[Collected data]
───

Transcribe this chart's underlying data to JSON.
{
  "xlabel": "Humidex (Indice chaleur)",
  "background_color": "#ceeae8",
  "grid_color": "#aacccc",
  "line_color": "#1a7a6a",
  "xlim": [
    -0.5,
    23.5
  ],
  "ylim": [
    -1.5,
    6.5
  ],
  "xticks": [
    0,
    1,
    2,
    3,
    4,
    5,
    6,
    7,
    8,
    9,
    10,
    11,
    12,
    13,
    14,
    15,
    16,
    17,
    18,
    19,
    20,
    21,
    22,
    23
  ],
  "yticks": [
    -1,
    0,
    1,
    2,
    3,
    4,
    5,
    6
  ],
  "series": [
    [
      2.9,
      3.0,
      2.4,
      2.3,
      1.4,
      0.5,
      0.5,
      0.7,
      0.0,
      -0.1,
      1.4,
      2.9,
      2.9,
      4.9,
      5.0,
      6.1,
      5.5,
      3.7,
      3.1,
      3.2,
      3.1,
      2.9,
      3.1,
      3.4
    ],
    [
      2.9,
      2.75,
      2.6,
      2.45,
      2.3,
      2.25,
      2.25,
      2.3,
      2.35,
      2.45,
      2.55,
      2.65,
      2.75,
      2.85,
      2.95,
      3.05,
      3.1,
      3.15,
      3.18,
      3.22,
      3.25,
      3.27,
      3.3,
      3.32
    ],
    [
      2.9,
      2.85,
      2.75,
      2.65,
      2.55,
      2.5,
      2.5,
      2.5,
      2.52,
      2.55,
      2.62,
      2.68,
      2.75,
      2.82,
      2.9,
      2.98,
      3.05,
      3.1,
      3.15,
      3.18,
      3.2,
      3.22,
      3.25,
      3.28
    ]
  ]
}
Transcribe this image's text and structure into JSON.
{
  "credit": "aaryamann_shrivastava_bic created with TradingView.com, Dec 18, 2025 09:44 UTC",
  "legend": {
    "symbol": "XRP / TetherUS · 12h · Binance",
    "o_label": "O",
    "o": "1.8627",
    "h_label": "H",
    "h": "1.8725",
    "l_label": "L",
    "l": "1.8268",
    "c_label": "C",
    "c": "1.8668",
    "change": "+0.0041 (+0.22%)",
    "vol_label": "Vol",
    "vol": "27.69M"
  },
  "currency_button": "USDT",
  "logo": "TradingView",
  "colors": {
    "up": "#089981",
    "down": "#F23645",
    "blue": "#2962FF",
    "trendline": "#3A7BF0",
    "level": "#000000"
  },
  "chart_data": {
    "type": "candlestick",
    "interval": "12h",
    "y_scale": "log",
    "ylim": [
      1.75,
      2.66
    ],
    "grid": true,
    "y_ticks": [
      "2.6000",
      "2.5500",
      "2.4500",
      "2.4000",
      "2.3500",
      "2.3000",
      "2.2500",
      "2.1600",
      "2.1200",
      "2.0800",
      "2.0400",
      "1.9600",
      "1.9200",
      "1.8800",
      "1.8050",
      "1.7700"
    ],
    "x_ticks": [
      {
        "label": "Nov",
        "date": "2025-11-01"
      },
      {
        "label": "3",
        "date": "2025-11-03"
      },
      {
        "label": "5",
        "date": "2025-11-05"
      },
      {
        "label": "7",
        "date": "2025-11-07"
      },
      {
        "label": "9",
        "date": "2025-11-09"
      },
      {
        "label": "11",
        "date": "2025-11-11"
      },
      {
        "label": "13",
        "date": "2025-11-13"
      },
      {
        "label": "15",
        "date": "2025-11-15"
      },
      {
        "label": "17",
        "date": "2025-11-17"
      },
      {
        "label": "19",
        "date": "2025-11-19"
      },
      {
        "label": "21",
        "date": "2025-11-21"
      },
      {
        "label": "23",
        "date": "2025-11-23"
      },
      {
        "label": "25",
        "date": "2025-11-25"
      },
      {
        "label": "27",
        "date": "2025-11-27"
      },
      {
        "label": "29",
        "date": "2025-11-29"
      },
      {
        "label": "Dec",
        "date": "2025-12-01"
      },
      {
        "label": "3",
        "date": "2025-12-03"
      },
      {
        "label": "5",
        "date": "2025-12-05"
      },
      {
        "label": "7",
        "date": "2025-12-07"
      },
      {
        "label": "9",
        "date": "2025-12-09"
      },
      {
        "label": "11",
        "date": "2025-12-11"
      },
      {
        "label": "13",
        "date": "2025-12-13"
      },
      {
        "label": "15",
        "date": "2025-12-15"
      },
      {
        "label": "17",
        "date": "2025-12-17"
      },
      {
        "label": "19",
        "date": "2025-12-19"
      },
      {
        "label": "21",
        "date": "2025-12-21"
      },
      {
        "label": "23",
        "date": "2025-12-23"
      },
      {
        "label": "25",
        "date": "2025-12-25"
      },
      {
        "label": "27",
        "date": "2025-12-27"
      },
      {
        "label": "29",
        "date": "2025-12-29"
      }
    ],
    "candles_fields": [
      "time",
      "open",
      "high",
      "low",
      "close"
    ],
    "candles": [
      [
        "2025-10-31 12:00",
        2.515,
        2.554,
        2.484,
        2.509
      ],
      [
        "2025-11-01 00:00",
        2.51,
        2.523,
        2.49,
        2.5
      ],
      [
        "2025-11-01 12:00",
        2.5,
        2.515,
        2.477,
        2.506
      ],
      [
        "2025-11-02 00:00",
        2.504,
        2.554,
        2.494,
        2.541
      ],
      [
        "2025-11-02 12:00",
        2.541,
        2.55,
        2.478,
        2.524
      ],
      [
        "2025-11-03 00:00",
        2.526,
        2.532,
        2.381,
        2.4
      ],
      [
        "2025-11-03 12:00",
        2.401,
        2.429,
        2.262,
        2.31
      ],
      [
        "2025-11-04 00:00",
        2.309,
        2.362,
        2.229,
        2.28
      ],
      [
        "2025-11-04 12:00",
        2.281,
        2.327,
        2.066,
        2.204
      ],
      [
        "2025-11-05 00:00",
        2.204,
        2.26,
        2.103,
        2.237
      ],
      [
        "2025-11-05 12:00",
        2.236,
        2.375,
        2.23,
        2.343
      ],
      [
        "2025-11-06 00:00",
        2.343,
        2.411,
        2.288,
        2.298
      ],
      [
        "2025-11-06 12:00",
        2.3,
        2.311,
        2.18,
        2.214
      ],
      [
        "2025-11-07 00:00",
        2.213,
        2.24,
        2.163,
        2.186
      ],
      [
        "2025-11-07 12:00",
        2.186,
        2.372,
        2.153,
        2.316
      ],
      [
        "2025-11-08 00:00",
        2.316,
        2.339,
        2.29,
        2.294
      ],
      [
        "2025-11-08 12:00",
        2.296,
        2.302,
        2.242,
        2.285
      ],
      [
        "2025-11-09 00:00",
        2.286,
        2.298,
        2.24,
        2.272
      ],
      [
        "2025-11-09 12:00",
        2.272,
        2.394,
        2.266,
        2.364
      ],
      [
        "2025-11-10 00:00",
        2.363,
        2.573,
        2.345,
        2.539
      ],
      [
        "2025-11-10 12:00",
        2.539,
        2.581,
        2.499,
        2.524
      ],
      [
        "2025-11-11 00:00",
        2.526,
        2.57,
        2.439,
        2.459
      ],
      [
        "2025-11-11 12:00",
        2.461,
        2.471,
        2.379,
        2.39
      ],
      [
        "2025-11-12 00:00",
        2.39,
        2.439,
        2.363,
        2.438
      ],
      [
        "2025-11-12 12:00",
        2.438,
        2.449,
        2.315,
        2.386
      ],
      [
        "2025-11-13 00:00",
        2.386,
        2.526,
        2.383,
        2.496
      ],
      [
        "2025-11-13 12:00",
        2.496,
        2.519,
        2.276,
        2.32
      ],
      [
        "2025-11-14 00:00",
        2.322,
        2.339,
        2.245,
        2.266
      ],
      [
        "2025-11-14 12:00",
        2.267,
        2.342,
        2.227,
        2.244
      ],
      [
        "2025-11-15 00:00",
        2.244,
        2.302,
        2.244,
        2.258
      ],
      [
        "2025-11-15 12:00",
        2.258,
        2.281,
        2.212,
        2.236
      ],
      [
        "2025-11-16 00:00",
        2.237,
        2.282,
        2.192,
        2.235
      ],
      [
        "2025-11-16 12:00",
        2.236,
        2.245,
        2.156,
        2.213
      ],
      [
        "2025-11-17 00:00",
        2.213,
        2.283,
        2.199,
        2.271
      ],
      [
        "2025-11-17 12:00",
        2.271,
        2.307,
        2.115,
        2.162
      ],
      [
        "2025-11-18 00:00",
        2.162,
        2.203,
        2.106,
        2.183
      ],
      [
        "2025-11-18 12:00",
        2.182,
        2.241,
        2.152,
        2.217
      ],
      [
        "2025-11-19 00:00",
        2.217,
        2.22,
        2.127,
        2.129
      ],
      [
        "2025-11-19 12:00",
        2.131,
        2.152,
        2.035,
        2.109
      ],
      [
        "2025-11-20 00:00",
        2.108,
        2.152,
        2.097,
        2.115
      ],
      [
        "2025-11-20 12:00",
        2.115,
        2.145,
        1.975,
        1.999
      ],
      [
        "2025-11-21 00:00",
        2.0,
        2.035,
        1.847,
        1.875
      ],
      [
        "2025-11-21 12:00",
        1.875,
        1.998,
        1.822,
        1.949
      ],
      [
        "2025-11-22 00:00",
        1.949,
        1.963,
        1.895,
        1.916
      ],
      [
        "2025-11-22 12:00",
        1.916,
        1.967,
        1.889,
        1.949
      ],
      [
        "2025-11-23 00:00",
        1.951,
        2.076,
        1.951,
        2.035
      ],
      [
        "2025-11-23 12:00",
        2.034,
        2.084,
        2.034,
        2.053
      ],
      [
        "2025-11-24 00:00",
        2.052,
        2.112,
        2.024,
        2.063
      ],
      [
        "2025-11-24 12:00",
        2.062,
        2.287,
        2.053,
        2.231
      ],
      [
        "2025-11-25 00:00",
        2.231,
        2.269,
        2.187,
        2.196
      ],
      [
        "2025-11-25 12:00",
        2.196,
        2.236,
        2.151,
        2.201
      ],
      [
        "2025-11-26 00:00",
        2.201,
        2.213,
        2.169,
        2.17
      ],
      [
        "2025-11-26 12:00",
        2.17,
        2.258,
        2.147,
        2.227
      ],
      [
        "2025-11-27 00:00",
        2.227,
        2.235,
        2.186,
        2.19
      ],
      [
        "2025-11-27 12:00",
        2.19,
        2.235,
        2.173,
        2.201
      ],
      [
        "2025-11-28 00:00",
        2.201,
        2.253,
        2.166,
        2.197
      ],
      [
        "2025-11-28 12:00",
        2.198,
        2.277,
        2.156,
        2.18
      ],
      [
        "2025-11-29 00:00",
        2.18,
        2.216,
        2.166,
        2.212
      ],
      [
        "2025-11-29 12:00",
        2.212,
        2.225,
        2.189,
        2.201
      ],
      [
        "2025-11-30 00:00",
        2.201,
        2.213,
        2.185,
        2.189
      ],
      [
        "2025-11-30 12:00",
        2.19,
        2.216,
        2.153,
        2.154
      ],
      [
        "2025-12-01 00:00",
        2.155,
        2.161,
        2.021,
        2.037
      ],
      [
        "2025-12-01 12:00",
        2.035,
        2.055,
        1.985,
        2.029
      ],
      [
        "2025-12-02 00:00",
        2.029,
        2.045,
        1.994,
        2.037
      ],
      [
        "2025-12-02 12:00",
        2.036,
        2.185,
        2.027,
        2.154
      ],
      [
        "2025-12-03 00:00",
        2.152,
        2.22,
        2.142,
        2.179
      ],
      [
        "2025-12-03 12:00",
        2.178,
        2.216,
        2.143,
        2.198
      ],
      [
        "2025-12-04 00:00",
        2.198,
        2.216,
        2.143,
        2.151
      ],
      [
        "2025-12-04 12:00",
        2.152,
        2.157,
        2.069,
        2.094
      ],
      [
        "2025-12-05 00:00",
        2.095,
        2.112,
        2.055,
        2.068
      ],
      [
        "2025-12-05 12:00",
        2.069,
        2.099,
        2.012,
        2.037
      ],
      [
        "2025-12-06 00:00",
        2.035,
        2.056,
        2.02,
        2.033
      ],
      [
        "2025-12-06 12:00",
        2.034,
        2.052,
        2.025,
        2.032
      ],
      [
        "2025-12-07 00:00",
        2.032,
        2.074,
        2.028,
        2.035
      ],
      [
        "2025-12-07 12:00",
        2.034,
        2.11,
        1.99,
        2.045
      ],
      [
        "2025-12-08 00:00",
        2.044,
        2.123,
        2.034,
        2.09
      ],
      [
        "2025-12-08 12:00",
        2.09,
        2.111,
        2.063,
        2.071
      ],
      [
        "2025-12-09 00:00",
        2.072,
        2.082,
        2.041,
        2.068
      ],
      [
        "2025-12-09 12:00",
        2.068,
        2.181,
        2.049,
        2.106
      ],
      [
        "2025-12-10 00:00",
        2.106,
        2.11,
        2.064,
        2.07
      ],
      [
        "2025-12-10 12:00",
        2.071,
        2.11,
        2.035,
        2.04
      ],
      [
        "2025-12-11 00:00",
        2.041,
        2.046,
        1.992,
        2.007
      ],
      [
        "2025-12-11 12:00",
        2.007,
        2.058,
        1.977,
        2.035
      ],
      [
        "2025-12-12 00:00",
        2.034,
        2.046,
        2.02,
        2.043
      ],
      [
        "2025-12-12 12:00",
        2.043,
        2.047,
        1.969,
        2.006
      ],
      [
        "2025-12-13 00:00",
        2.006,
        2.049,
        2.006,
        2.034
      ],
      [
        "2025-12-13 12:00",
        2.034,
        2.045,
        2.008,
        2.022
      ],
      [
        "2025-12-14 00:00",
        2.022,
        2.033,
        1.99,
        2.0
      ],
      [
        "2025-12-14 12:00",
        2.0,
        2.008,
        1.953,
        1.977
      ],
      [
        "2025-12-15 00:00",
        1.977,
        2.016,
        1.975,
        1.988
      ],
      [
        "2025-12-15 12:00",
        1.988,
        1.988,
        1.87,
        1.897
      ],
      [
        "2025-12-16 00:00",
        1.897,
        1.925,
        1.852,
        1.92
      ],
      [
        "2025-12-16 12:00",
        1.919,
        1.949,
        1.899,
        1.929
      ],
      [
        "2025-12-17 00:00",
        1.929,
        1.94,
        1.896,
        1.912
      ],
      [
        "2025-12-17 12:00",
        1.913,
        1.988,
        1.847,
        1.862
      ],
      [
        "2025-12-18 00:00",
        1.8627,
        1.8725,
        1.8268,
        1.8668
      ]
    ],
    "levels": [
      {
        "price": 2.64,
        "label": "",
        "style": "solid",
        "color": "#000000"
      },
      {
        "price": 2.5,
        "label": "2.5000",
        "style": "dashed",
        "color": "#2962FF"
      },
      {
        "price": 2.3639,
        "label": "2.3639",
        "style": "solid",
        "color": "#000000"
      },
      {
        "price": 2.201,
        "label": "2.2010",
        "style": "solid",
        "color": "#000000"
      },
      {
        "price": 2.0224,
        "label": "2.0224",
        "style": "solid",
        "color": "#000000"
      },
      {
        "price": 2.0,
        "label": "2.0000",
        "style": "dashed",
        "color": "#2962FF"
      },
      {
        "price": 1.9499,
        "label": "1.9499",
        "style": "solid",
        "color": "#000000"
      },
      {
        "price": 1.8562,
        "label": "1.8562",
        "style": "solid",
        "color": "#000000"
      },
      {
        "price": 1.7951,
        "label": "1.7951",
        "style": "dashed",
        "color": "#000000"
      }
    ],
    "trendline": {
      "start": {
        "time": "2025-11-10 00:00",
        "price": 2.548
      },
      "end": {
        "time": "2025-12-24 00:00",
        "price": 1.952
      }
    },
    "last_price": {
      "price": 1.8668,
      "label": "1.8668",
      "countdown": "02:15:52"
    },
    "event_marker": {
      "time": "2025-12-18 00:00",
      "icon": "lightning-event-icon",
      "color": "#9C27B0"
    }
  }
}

───

# Given exercise:
For the listing above, identify each line bearing "time".

# Full answer:
      "time",
        "time": "2025-11-10 00:00",
        "time": "2025-12-24 00:00",
      "time": "2025-12-18 00:00",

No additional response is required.